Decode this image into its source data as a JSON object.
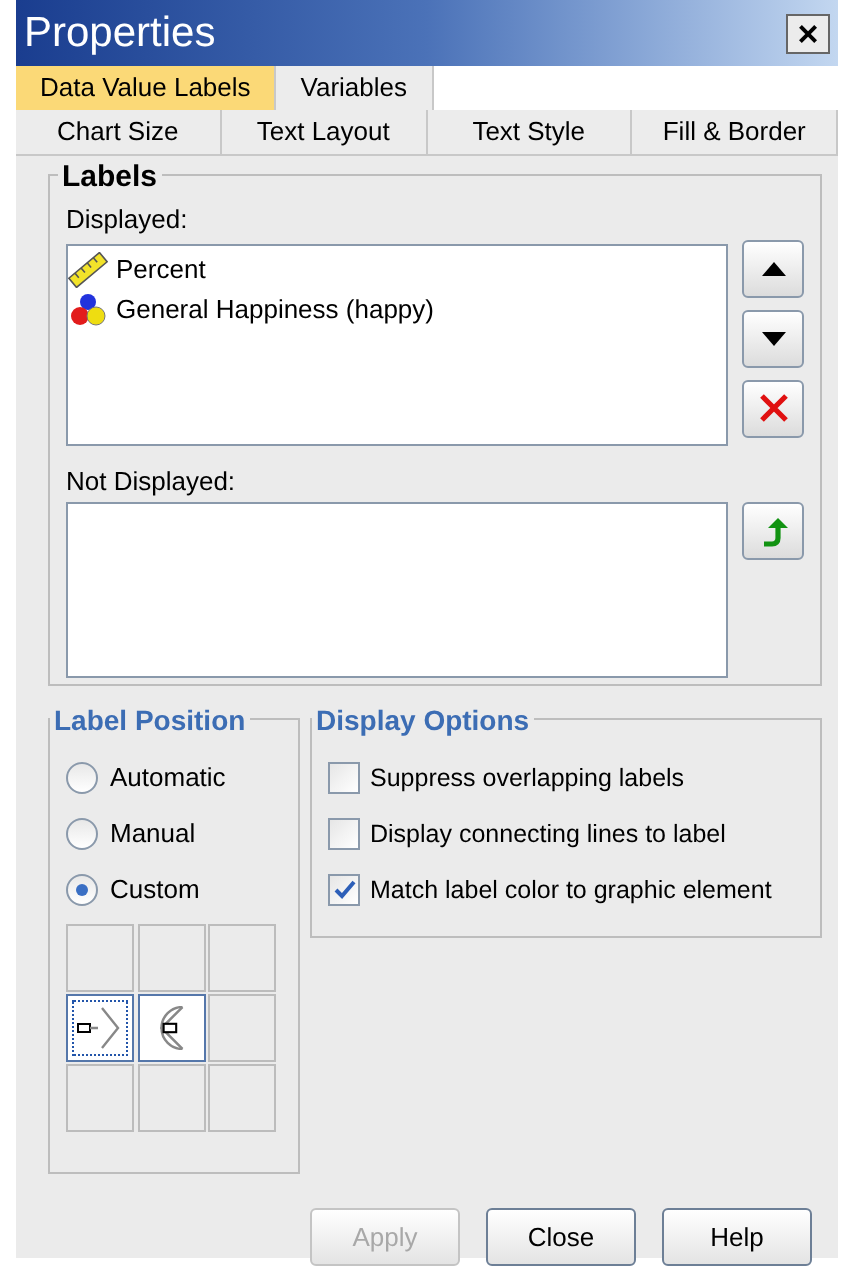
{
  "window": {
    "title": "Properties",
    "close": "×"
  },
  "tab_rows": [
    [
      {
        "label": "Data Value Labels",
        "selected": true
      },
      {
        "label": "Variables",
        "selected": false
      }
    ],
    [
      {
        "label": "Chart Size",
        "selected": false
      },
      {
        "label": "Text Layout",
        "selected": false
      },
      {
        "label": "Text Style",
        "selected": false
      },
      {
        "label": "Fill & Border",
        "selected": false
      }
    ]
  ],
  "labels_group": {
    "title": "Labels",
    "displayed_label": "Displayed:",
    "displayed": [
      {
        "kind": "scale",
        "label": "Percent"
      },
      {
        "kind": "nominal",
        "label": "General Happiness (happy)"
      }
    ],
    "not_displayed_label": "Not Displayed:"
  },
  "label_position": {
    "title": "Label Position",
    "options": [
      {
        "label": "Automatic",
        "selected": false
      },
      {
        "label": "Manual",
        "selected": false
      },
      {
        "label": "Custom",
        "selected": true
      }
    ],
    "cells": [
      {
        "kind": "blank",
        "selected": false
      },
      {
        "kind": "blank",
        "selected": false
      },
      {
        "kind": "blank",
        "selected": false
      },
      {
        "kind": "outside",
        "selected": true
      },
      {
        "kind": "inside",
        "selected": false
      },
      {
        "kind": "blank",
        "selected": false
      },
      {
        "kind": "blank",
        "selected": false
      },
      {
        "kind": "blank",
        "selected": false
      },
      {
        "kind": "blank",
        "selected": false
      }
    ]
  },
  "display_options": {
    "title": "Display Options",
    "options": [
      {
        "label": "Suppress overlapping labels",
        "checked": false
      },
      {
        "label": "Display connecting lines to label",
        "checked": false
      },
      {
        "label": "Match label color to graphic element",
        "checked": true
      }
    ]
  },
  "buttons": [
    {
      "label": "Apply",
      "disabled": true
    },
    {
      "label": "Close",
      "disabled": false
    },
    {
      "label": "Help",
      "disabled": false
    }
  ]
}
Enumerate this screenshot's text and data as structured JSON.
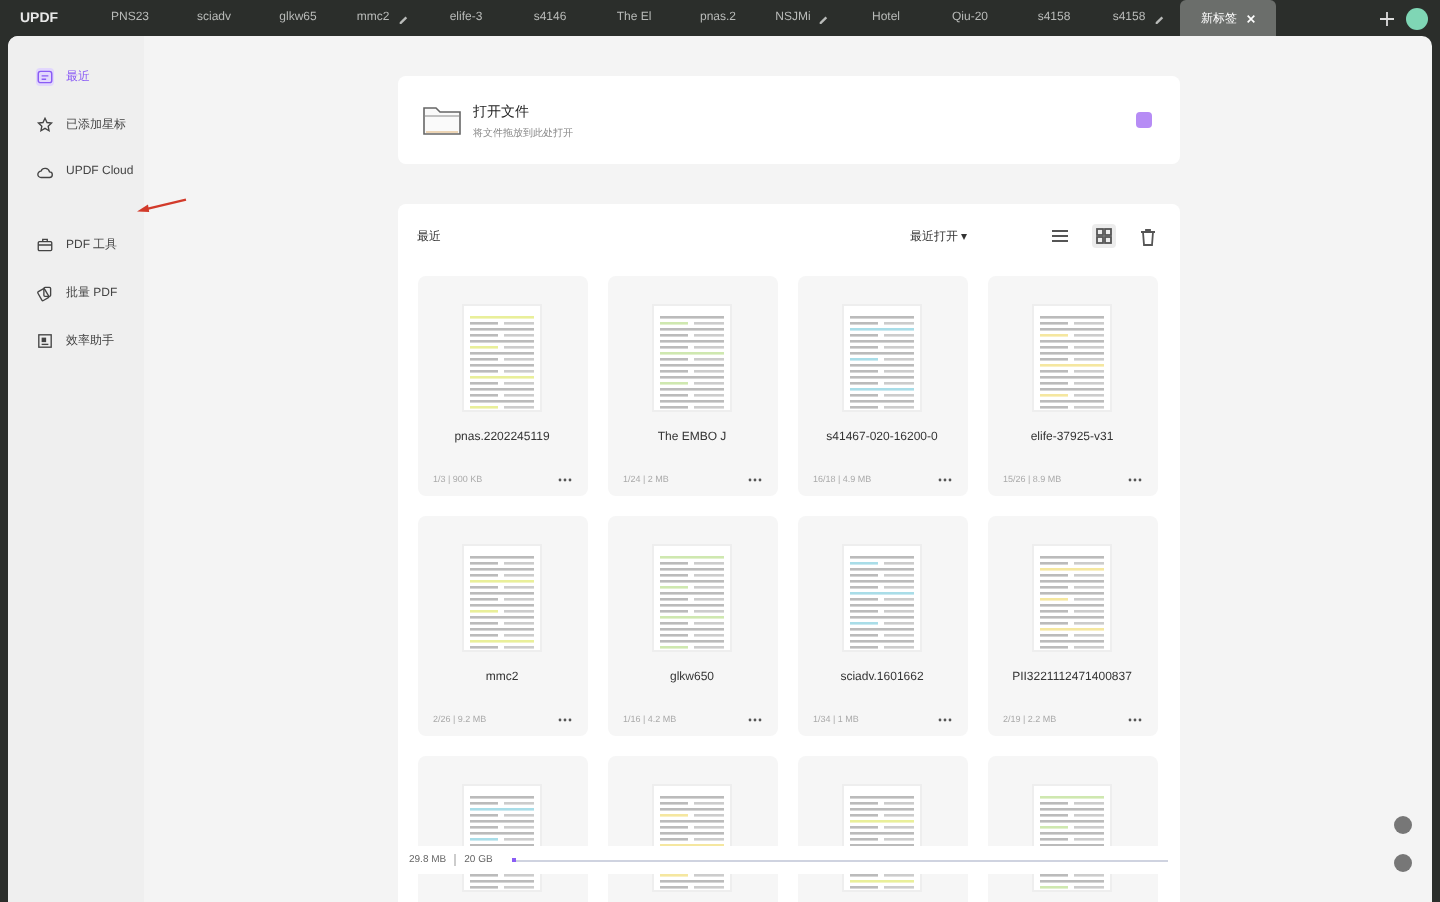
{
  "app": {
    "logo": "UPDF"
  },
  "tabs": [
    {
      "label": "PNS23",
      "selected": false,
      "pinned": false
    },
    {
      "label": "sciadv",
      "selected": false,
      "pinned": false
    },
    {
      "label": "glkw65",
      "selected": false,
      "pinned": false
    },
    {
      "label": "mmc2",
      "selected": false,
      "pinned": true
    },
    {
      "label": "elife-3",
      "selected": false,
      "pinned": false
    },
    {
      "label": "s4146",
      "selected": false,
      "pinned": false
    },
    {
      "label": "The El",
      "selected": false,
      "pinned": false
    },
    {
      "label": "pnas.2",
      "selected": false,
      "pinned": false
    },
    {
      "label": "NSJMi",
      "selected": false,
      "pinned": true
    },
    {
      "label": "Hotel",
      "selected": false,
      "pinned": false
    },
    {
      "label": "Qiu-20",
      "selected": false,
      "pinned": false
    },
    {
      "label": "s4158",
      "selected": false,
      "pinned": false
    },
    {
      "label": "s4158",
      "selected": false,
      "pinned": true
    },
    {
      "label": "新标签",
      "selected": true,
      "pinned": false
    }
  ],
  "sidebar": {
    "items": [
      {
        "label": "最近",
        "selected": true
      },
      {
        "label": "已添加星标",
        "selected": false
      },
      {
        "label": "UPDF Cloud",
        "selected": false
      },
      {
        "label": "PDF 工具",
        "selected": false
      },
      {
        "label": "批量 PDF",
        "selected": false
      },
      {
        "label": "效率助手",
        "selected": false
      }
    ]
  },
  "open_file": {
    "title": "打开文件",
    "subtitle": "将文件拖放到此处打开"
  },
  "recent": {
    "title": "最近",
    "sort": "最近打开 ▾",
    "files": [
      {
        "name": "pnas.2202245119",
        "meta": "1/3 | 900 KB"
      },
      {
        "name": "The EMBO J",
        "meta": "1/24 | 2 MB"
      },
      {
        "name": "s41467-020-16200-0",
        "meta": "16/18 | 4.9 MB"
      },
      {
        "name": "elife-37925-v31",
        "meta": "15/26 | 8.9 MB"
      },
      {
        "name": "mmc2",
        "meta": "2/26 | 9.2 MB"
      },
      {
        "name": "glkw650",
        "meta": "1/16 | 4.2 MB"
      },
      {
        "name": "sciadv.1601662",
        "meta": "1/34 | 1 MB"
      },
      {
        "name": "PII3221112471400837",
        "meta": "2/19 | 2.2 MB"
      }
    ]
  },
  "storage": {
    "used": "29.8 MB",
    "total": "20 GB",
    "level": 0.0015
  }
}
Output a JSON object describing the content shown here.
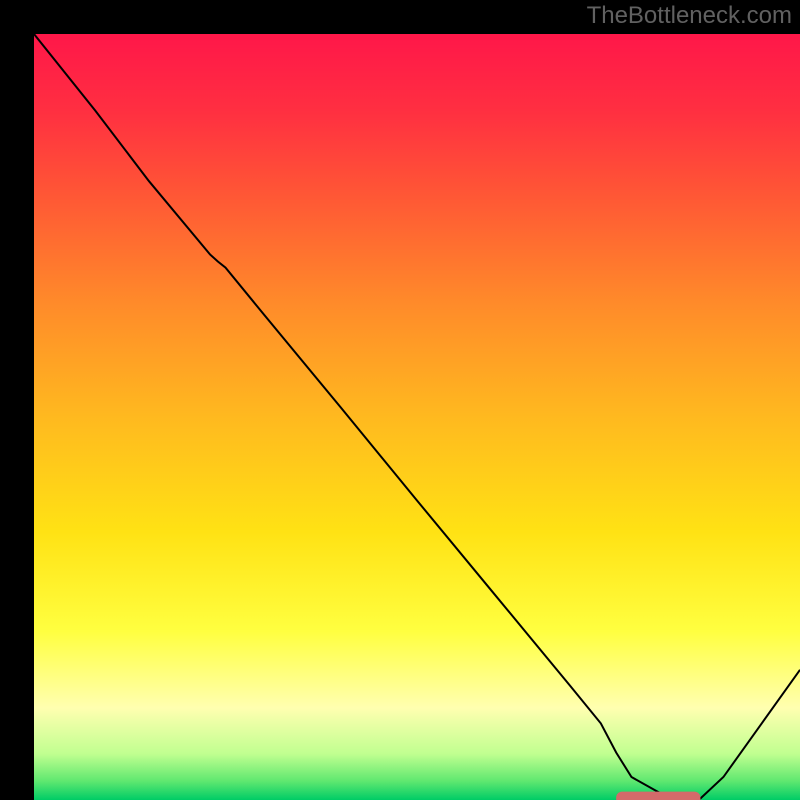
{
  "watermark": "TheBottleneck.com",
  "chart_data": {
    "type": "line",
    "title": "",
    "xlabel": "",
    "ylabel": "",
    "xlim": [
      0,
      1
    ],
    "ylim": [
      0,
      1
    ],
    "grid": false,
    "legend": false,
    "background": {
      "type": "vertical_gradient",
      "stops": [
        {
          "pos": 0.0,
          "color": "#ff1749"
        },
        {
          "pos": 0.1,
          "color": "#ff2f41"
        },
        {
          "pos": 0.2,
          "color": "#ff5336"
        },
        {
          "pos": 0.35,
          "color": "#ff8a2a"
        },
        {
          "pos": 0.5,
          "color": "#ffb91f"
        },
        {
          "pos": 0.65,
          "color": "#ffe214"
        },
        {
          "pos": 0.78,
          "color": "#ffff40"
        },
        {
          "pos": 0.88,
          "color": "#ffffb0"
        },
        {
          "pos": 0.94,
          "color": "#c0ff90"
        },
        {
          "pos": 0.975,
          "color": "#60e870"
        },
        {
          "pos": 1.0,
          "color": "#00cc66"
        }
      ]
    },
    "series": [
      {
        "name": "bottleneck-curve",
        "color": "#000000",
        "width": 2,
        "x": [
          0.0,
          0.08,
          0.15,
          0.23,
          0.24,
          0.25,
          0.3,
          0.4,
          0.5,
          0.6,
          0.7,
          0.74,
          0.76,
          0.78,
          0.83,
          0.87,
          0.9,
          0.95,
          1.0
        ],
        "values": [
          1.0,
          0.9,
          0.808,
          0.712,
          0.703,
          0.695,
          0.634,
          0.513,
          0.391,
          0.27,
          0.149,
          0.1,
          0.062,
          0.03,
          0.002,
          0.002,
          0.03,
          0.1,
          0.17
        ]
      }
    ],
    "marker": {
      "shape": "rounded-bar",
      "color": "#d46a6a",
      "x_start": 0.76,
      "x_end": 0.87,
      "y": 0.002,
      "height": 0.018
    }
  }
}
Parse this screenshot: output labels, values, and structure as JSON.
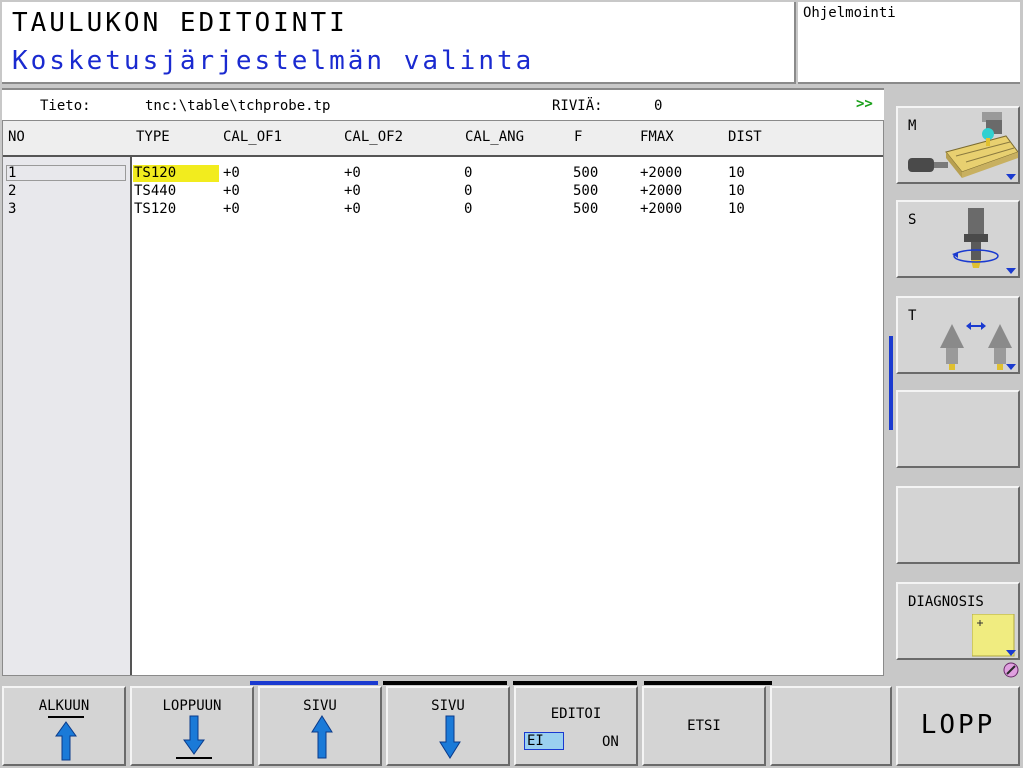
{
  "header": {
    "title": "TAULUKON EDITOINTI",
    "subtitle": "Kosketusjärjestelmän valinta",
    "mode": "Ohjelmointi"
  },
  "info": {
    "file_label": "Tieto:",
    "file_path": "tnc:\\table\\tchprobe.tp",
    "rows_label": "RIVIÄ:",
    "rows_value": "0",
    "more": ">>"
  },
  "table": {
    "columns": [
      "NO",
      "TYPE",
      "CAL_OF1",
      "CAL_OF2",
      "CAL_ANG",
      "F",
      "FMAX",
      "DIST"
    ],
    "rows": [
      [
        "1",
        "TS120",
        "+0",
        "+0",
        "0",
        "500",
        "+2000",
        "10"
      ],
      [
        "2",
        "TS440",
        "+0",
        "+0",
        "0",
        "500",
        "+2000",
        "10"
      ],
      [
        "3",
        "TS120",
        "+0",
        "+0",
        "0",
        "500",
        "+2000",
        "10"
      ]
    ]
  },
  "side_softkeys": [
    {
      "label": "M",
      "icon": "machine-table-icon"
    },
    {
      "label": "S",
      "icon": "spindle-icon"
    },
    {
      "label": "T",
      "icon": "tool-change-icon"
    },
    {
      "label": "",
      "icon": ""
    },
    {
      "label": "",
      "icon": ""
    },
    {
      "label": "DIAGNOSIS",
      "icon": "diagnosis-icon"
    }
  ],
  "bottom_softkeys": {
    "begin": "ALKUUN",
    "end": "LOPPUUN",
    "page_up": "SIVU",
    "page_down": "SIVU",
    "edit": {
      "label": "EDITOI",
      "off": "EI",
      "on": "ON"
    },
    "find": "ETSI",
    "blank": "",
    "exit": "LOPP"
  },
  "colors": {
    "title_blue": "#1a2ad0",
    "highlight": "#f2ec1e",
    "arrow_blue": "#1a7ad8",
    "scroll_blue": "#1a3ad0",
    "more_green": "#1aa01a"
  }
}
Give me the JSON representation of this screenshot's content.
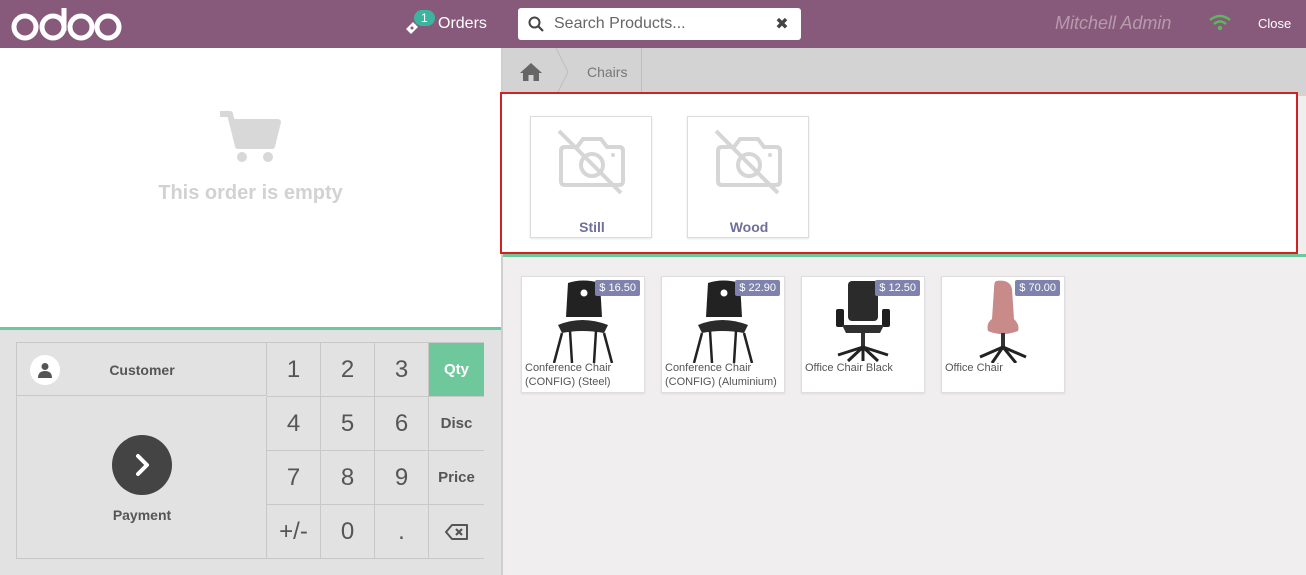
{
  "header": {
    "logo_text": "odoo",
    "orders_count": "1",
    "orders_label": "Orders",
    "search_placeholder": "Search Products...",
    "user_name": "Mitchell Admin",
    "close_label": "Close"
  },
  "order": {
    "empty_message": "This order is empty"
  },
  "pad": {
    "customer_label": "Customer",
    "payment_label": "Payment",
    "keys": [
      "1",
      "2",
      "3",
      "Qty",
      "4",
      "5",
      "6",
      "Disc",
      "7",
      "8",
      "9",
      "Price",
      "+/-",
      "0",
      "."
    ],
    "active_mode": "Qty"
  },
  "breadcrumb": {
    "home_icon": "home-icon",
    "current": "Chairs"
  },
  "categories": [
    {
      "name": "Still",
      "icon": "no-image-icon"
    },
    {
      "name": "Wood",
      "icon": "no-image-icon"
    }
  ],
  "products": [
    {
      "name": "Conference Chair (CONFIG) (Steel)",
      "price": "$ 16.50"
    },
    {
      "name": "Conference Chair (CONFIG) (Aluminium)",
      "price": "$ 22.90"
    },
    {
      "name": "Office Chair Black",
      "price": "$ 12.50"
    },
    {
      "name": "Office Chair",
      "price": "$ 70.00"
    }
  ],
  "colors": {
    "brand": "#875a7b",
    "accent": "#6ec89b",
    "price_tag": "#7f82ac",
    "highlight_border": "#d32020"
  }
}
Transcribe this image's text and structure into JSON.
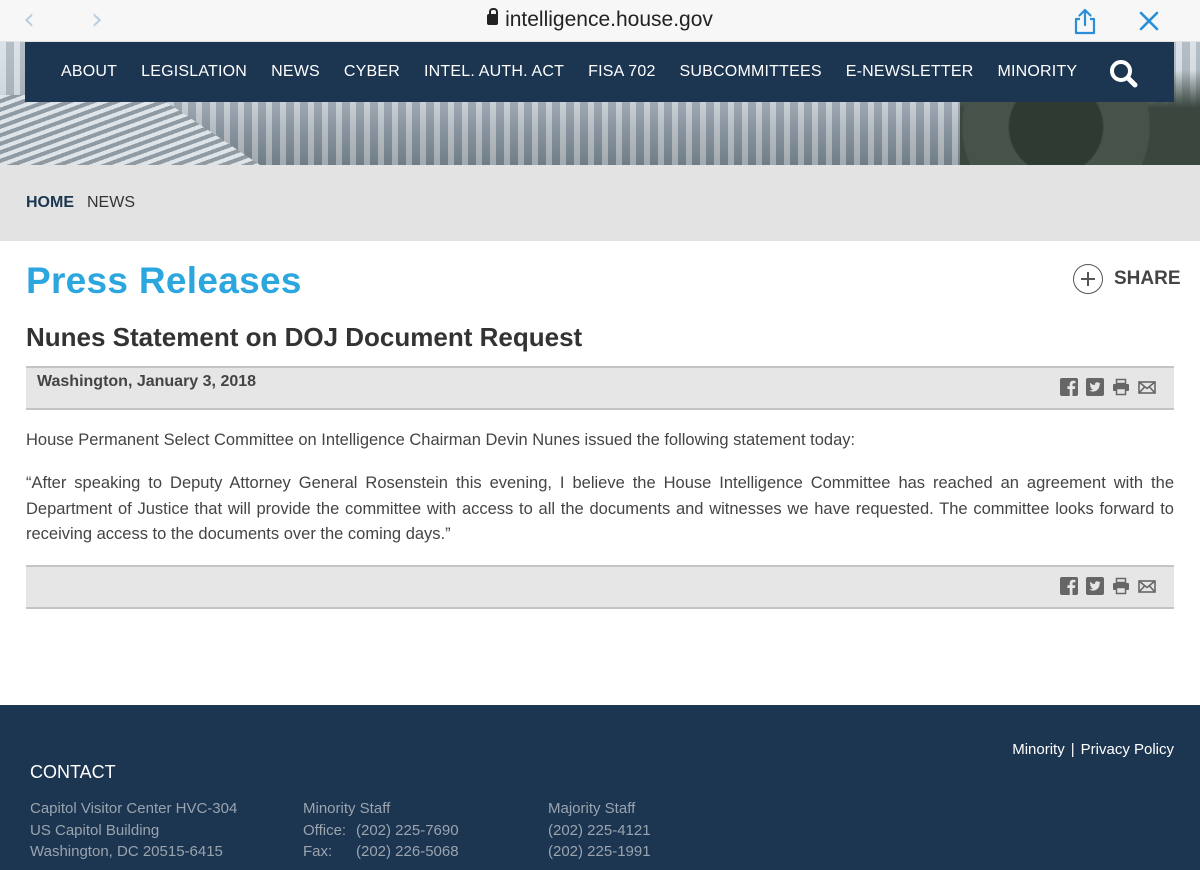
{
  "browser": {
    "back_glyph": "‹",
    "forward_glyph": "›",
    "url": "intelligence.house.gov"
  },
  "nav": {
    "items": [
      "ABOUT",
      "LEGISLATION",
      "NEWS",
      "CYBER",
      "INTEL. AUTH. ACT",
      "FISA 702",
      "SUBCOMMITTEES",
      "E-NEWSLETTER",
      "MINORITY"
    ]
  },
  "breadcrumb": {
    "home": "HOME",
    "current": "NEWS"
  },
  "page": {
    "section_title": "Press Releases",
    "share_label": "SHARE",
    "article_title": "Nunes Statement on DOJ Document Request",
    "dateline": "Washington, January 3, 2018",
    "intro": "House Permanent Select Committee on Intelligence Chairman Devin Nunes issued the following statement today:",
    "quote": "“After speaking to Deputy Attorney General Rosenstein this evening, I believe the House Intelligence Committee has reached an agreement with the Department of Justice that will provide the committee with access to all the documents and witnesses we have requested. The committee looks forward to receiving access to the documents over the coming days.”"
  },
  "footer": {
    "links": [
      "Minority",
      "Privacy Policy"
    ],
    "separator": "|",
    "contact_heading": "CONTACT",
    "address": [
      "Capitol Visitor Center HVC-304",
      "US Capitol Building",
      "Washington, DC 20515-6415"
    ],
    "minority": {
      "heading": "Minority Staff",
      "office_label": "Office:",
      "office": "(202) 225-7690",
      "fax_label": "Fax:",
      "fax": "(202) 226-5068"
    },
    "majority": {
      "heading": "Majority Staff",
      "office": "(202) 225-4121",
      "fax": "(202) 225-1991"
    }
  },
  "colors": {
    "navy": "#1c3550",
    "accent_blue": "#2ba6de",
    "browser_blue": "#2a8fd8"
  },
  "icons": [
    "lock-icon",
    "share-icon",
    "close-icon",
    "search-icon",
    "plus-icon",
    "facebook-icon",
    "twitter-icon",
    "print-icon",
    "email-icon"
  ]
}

**Directive**
Tally how many lines of the records hold the word "meta". Answer with the number only.

**Solved problem**
8